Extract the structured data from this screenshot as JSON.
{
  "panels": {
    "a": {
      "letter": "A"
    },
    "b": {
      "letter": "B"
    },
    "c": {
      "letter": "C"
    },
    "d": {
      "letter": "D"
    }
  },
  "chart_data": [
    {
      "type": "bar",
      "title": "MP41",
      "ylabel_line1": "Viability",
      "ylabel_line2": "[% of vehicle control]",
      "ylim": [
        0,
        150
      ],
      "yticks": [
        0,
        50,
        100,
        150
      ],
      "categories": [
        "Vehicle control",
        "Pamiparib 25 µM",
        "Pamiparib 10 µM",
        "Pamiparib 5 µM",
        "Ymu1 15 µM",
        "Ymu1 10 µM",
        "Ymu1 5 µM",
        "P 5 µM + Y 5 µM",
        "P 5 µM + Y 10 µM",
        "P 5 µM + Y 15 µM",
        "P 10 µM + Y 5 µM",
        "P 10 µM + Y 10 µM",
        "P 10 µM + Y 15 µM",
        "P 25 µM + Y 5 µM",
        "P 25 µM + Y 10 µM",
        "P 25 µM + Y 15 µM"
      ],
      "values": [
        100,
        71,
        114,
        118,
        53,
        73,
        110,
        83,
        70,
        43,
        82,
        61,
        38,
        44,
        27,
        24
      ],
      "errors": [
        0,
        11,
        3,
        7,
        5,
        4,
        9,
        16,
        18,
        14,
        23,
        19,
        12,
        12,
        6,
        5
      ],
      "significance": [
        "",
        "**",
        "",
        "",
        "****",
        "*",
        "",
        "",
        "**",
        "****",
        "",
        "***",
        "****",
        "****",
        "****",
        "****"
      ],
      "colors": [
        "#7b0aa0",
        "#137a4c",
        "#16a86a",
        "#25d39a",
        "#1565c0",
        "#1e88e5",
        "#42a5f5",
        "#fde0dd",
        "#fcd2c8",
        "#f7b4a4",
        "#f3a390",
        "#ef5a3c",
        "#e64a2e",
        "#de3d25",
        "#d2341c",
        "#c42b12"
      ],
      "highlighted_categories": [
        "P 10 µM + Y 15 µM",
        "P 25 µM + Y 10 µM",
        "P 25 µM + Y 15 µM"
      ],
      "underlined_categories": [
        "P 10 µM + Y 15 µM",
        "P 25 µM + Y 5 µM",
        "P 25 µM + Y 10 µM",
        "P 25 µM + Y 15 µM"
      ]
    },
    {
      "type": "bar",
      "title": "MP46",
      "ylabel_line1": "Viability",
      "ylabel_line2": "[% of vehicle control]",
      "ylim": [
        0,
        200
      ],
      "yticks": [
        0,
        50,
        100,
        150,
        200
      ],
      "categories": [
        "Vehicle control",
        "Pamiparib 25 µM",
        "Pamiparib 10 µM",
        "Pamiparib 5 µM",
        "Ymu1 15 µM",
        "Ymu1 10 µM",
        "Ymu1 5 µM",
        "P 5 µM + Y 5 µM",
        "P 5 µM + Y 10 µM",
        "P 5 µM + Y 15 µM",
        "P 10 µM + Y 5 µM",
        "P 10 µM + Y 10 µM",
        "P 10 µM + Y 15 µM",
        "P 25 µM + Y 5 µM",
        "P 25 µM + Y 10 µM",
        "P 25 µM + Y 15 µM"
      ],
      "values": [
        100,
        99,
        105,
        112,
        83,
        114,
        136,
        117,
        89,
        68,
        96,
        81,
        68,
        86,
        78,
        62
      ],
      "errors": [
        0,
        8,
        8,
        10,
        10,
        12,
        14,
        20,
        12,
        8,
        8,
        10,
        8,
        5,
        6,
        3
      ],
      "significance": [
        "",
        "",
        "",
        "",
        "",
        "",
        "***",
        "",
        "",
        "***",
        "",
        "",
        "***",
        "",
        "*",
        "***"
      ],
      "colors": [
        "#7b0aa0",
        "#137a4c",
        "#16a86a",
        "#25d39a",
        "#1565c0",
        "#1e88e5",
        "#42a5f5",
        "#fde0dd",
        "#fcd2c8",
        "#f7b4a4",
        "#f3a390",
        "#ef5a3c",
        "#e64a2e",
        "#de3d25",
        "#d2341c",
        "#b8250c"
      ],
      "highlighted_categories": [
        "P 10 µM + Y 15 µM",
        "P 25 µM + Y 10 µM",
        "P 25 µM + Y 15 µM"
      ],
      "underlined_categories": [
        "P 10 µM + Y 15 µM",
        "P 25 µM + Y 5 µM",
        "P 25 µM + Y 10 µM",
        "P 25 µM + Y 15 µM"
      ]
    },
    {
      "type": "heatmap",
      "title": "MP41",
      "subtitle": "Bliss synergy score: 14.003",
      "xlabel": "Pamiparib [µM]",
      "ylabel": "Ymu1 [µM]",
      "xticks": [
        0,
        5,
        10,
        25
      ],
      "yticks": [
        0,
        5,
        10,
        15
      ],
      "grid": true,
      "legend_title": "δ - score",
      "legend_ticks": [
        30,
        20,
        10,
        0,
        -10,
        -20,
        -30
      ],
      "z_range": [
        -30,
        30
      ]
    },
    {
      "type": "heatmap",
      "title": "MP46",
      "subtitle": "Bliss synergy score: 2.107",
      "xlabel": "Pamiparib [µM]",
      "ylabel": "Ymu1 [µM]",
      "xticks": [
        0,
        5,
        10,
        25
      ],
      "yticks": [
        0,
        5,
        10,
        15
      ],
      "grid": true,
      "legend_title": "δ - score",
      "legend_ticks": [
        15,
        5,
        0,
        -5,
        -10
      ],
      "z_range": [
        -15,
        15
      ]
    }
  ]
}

************

» Task prompt
What is the number of lines holding the word "score"? State it alone.

» Response
4